* What to do *
Check each line of the records below and collect those holding "structure".

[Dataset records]

####################

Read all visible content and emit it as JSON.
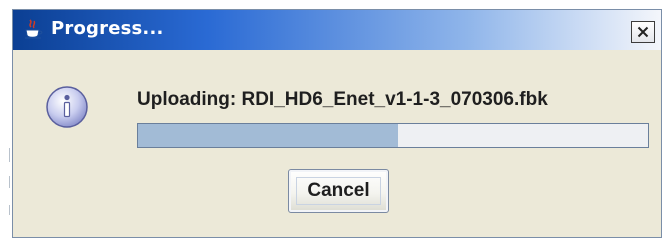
{
  "window": {
    "title": "Progress..."
  },
  "dialog": {
    "message": "Uploading: RDI_HD6_Enet_v1-1-3_070306.fbk",
    "progress_fraction": 0.51,
    "cancel_label": "Cancel"
  },
  "icons": {
    "titlebar": "java-icon",
    "close": "close-icon",
    "message": "info-icon"
  },
  "colors": {
    "titlebar_start": "#0b3f93",
    "titlebar_end": "#f4f6fb",
    "progress_fill": "#a2bbd6",
    "dialog_background": "#ece9d8"
  }
}
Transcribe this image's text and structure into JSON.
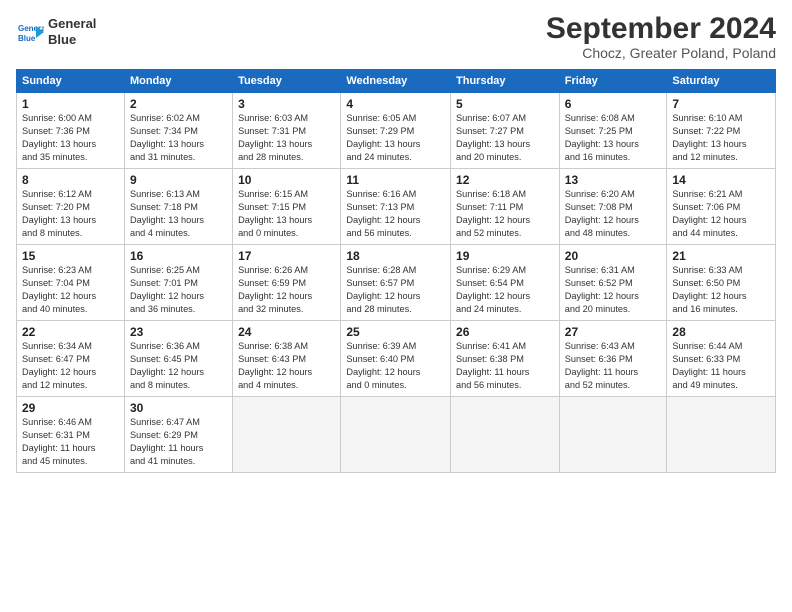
{
  "header": {
    "logo_line1": "General",
    "logo_line2": "Blue",
    "title": "September 2024",
    "subtitle": "Chocz, Greater Poland, Poland"
  },
  "days_of_week": [
    "Sunday",
    "Monday",
    "Tuesday",
    "Wednesday",
    "Thursday",
    "Friday",
    "Saturday"
  ],
  "weeks": [
    [
      {
        "day": "1",
        "info": "Sunrise: 6:00 AM\nSunset: 7:36 PM\nDaylight: 13 hours\nand 35 minutes."
      },
      {
        "day": "2",
        "info": "Sunrise: 6:02 AM\nSunset: 7:34 PM\nDaylight: 13 hours\nand 31 minutes."
      },
      {
        "day": "3",
        "info": "Sunrise: 6:03 AM\nSunset: 7:31 PM\nDaylight: 13 hours\nand 28 minutes."
      },
      {
        "day": "4",
        "info": "Sunrise: 6:05 AM\nSunset: 7:29 PM\nDaylight: 13 hours\nand 24 minutes."
      },
      {
        "day": "5",
        "info": "Sunrise: 6:07 AM\nSunset: 7:27 PM\nDaylight: 13 hours\nand 20 minutes."
      },
      {
        "day": "6",
        "info": "Sunrise: 6:08 AM\nSunset: 7:25 PM\nDaylight: 13 hours\nand 16 minutes."
      },
      {
        "day": "7",
        "info": "Sunrise: 6:10 AM\nSunset: 7:22 PM\nDaylight: 13 hours\nand 12 minutes."
      }
    ],
    [
      {
        "day": "8",
        "info": "Sunrise: 6:12 AM\nSunset: 7:20 PM\nDaylight: 13 hours\nand 8 minutes."
      },
      {
        "day": "9",
        "info": "Sunrise: 6:13 AM\nSunset: 7:18 PM\nDaylight: 13 hours\nand 4 minutes."
      },
      {
        "day": "10",
        "info": "Sunrise: 6:15 AM\nSunset: 7:15 PM\nDaylight: 13 hours\nand 0 minutes."
      },
      {
        "day": "11",
        "info": "Sunrise: 6:16 AM\nSunset: 7:13 PM\nDaylight: 12 hours\nand 56 minutes."
      },
      {
        "day": "12",
        "info": "Sunrise: 6:18 AM\nSunset: 7:11 PM\nDaylight: 12 hours\nand 52 minutes."
      },
      {
        "day": "13",
        "info": "Sunrise: 6:20 AM\nSunset: 7:08 PM\nDaylight: 12 hours\nand 48 minutes."
      },
      {
        "day": "14",
        "info": "Sunrise: 6:21 AM\nSunset: 7:06 PM\nDaylight: 12 hours\nand 44 minutes."
      }
    ],
    [
      {
        "day": "15",
        "info": "Sunrise: 6:23 AM\nSunset: 7:04 PM\nDaylight: 12 hours\nand 40 minutes."
      },
      {
        "day": "16",
        "info": "Sunrise: 6:25 AM\nSunset: 7:01 PM\nDaylight: 12 hours\nand 36 minutes."
      },
      {
        "day": "17",
        "info": "Sunrise: 6:26 AM\nSunset: 6:59 PM\nDaylight: 12 hours\nand 32 minutes."
      },
      {
        "day": "18",
        "info": "Sunrise: 6:28 AM\nSunset: 6:57 PM\nDaylight: 12 hours\nand 28 minutes."
      },
      {
        "day": "19",
        "info": "Sunrise: 6:29 AM\nSunset: 6:54 PM\nDaylight: 12 hours\nand 24 minutes."
      },
      {
        "day": "20",
        "info": "Sunrise: 6:31 AM\nSunset: 6:52 PM\nDaylight: 12 hours\nand 20 minutes."
      },
      {
        "day": "21",
        "info": "Sunrise: 6:33 AM\nSunset: 6:50 PM\nDaylight: 12 hours\nand 16 minutes."
      }
    ],
    [
      {
        "day": "22",
        "info": "Sunrise: 6:34 AM\nSunset: 6:47 PM\nDaylight: 12 hours\nand 12 minutes."
      },
      {
        "day": "23",
        "info": "Sunrise: 6:36 AM\nSunset: 6:45 PM\nDaylight: 12 hours\nand 8 minutes."
      },
      {
        "day": "24",
        "info": "Sunrise: 6:38 AM\nSunset: 6:43 PM\nDaylight: 12 hours\nand 4 minutes."
      },
      {
        "day": "25",
        "info": "Sunrise: 6:39 AM\nSunset: 6:40 PM\nDaylight: 12 hours\nand 0 minutes."
      },
      {
        "day": "26",
        "info": "Sunrise: 6:41 AM\nSunset: 6:38 PM\nDaylight: 11 hours\nand 56 minutes."
      },
      {
        "day": "27",
        "info": "Sunrise: 6:43 AM\nSunset: 6:36 PM\nDaylight: 11 hours\nand 52 minutes."
      },
      {
        "day": "28",
        "info": "Sunrise: 6:44 AM\nSunset: 6:33 PM\nDaylight: 11 hours\nand 49 minutes."
      }
    ],
    [
      {
        "day": "29",
        "info": "Sunrise: 6:46 AM\nSunset: 6:31 PM\nDaylight: 11 hours\nand 45 minutes."
      },
      {
        "day": "30",
        "info": "Sunrise: 6:47 AM\nSunset: 6:29 PM\nDaylight: 11 hours\nand 41 minutes."
      },
      {
        "day": "",
        "info": ""
      },
      {
        "day": "",
        "info": ""
      },
      {
        "day": "",
        "info": ""
      },
      {
        "day": "",
        "info": ""
      },
      {
        "day": "",
        "info": ""
      }
    ]
  ]
}
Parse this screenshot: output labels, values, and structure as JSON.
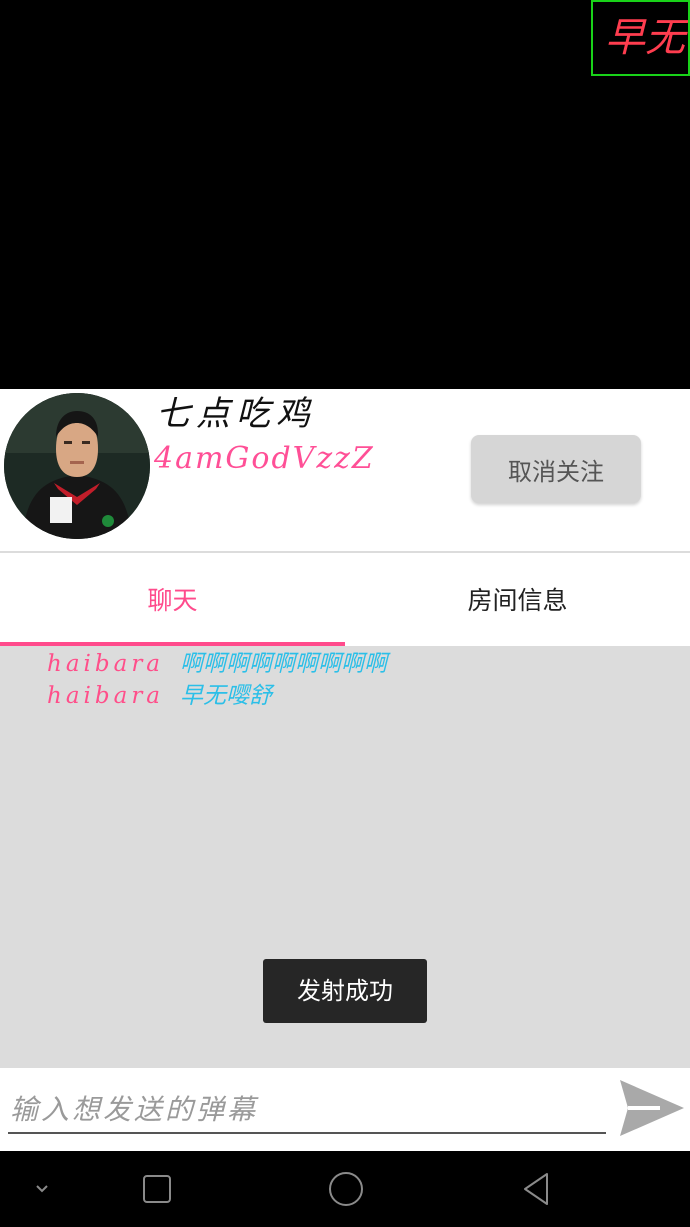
{
  "video": {
    "flying_danmaku": "早无"
  },
  "streamer": {
    "name": "七点吃鸡",
    "id": "4amGodVzzZ",
    "unfollow_label": "取消关注"
  },
  "tabs": [
    {
      "label": "聊天",
      "active": true
    },
    {
      "label": "房间信息",
      "active": false
    }
  ],
  "chat": {
    "messages": [
      {
        "user": "haibara",
        "text": "啊啊啊啊啊啊啊啊啊"
      },
      {
        "user": "haibara",
        "text": "早无嘤舒"
      }
    ]
  },
  "toast": "发射成功",
  "input": {
    "placeholder": "输入想发送的弹幕",
    "value": ""
  },
  "colors": {
    "accent": "#ff4b8c",
    "chat_text": "#2bbfe8",
    "danmaku_border": "#19d219",
    "danmaku_text": "#ff3d4f"
  },
  "icons": {
    "send": "send-icon",
    "nav": [
      "chevron-down-icon",
      "square-icon",
      "circle-icon",
      "back-triangle-icon"
    ]
  }
}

####################

* Completed task *
Transcribe this image's text and structure into JSON.
Parse this screenshot: output labels, values, and structure as JSON.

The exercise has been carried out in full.